Data supplied -

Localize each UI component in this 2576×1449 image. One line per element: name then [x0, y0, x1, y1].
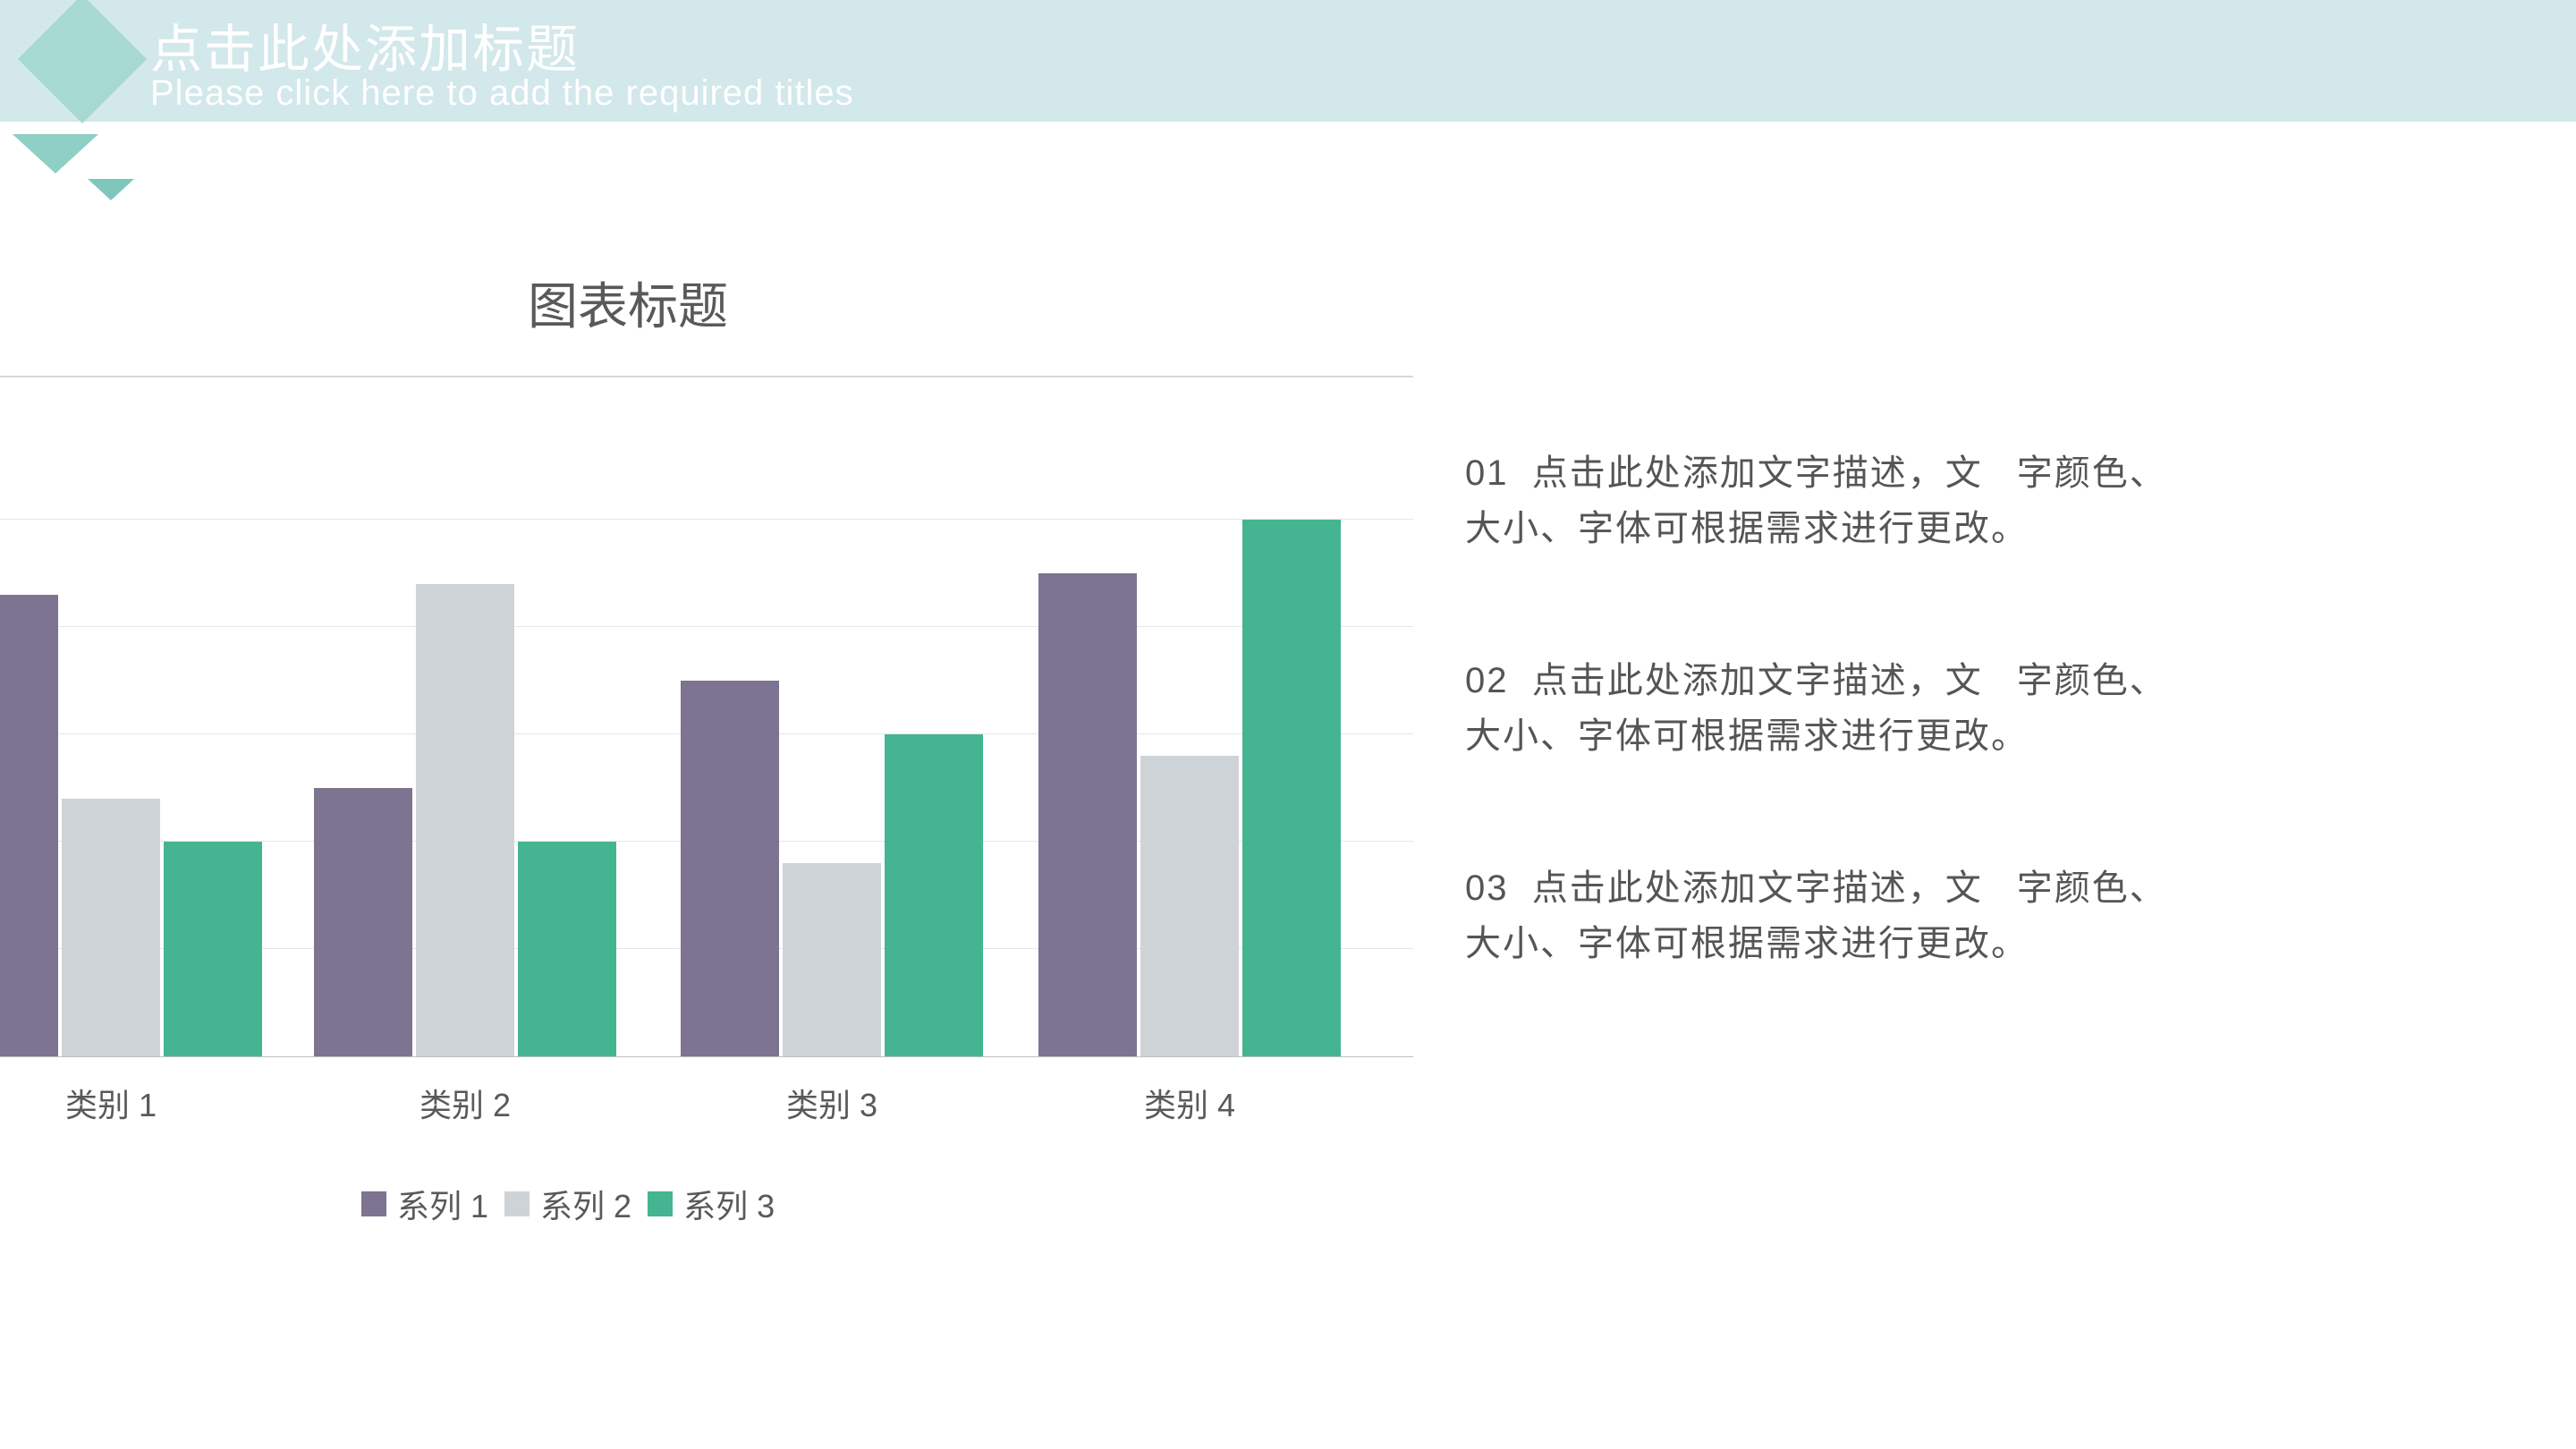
note-number: 01: [1465, 453, 1509, 493]
legend-item: 系列 2: [504, 1181, 631, 1227]
chart-gridline: [0, 626, 1413, 627]
page-subtitle: Please click here to add the required ti…: [150, 73, 854, 114]
chart-bar: [164, 842, 262, 1056]
chart-title: 图表标题: [528, 267, 728, 339]
note-text: 大小、字体可根据需求进行更改。: [1465, 716, 2029, 756]
note-text: 点击此处添加文字描述，文: [1532, 869, 1983, 908]
note-text: 大小、字体可根据需求进行更改。: [1465, 509, 2029, 548]
chart-bar: [1038, 573, 1137, 1056]
chart-gridline: [0, 519, 1413, 520]
chart-bar: [1242, 520, 1341, 1056]
header-diamond-icon: [18, 0, 147, 59]
xaxis-category-label: 类别 1: [65, 1080, 157, 1126]
chart-bar: [783, 863, 881, 1056]
note-text: 点击此处添加文字描述，文: [1532, 453, 1983, 493]
chart-legend: 系列 1 系列 2 系列 3: [361, 1181, 775, 1227]
note-text: 大小、字体可根据需求进行更改。: [1465, 924, 2029, 963]
chart-bar: [416, 584, 514, 1056]
note-text: 字颜色、: [2017, 661, 2167, 700]
chart-area: 类别 1 类别 2 类别 3 类别 4: [0, 376, 1413, 1163]
chart-bar: [314, 788, 412, 1056]
notes-panel: 01 点击此处添加文字描述，文字颜色、大小、字体可根据需求进行更改。 02 点击…: [1465, 445, 2556, 1068]
chart-plot: [0, 467, 1413, 1057]
header-diamond-icon: [18, 59, 147, 123]
note-item: 03 点击此处添加文字描述，文字颜色、大小、字体可根据需求进行更改。: [1465, 860, 2556, 971]
note-text: 字颜色、: [2017, 869, 2167, 908]
legend-label: 系列 3: [683, 1181, 775, 1227]
page-title: 点击此处添加标题: [150, 7, 580, 82]
legend-swatch-icon: [361, 1191, 386, 1216]
note-item: 02 点击此处添加文字描述，文字颜色、大小、字体可根据需求进行更改。: [1465, 653, 2556, 764]
note-text: 字颜色、: [2017, 453, 2167, 493]
legend-item: 系列 1: [361, 1181, 488, 1227]
chart-bar: [885, 734, 983, 1056]
legend-label: 系列 1: [397, 1181, 488, 1227]
xaxis-category-label: 类别 2: [419, 1080, 511, 1126]
legend-item: 系列 3: [648, 1181, 775, 1227]
xaxis-category-label: 类别 4: [1144, 1080, 1235, 1126]
note-number: 02: [1465, 661, 1509, 700]
legend-swatch-icon: [504, 1191, 530, 1216]
legend-label: 系列 2: [540, 1181, 631, 1227]
note-number: 03: [1465, 869, 1509, 908]
chart-bar: [1140, 756, 1239, 1056]
legend-swatch-icon: [648, 1191, 673, 1216]
chart-bar: [62, 799, 160, 1056]
header-triangle-icon: [88, 179, 134, 200]
chart-bar: [518, 842, 616, 1056]
note-item: 01 点击此处添加文字描述，文字颜色、大小、字体可根据需求进行更改。: [1465, 445, 2556, 556]
chart-bar: [0, 595, 58, 1056]
note-text: 点击此处添加文字描述，文: [1532, 661, 1983, 700]
chart-bar: [681, 681, 779, 1056]
xaxis-category-label: 类别 3: [786, 1080, 877, 1126]
header-triangle-icon: [13, 134, 98, 174]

Exercise task - Reproduce every row above verbatim, character for character, and omit the picture.

Task output -
Localize each UI component in this 2576×1449 image. One line per element: name then [x0, y0, x1, y1].
note-number: 01: [1465, 453, 1509, 493]
legend-item: 系列 2: [504, 1181, 631, 1227]
chart-gridline: [0, 626, 1413, 627]
page-subtitle: Please click here to add the required ti…: [150, 73, 854, 114]
chart-bar: [164, 842, 262, 1056]
chart-title: 图表标题: [528, 267, 728, 339]
note-text: 大小、字体可根据需求进行更改。: [1465, 716, 2029, 756]
note-text: 点击此处添加文字描述，文: [1532, 869, 1983, 908]
note-text: 大小、字体可根据需求进行更改。: [1465, 509, 2029, 548]
chart-bar: [1038, 573, 1137, 1056]
chart-gridline: [0, 519, 1413, 520]
chart-bar: [1242, 520, 1341, 1056]
header-diamond-icon: [18, 0, 147, 59]
xaxis-category-label: 类别 1: [65, 1080, 157, 1126]
chart-bar: [783, 863, 881, 1056]
note-text: 点击此处添加文字描述，文: [1532, 453, 1983, 493]
chart-legend: 系列 1 系列 2 系列 3: [361, 1181, 775, 1227]
note-text: 大小、字体可根据需求进行更改。: [1465, 924, 2029, 963]
chart-bar: [416, 584, 514, 1056]
note-text: 字颜色、: [2017, 661, 2167, 700]
chart-area: 类别 1 类别 2 类别 3 类别 4: [0, 376, 1413, 1163]
chart-bar: [314, 788, 412, 1056]
notes-panel: 01 点击此处添加文字描述，文字颜色、大小、字体可根据需求进行更改。 02 点击…: [1465, 445, 2556, 1068]
chart-plot: [0, 467, 1413, 1057]
header-diamond-icon: [18, 59, 147, 123]
note-item: 03 点击此处添加文字描述，文字颜色、大小、字体可根据需求进行更改。: [1465, 860, 2556, 971]
note-text: 字颜色、: [2017, 869, 2167, 908]
legend-label: 系列 3: [683, 1181, 775, 1227]
page-title: 点击此处添加标题: [150, 7, 580, 82]
legend-swatch-icon: [361, 1191, 386, 1216]
note-item: 02 点击此处添加文字描述，文字颜色、大小、字体可根据需求进行更改。: [1465, 653, 2556, 764]
note-text: 字颜色、: [2017, 453, 2167, 493]
legend-item: 系列 1: [361, 1181, 488, 1227]
chart-bar: [885, 734, 983, 1056]
legend-label: 系列 1: [397, 1181, 488, 1227]
xaxis-category-label: 类别 2: [419, 1080, 511, 1126]
legend-item: 系列 3: [648, 1181, 775, 1227]
xaxis-category-label: 类别 4: [1144, 1080, 1235, 1126]
note-number: 02: [1465, 661, 1509, 700]
legend-swatch-icon: [504, 1191, 530, 1216]
legend-label: 系列 2: [540, 1181, 631, 1227]
note-number: 03: [1465, 869, 1509, 908]
chart-bar: [1140, 756, 1239, 1056]
legend-swatch-icon: [648, 1191, 673, 1216]
chart-bar: [62, 799, 160, 1056]
header-triangle-icon: [88, 179, 134, 200]
chart-bar: [518, 842, 616, 1056]
note-item: 01 点击此处添加文字描述，文字颜色、大小、字体可根据需求进行更改。: [1465, 445, 2556, 556]
chart-bar: [0, 595, 58, 1056]
note-text: 点击此处添加文字描述，文: [1532, 661, 1983, 700]
chart-bar: [681, 681, 779, 1056]
xaxis-category-label: 类别 3: [786, 1080, 877, 1126]
header-triangle-icon: [13, 134, 98, 174]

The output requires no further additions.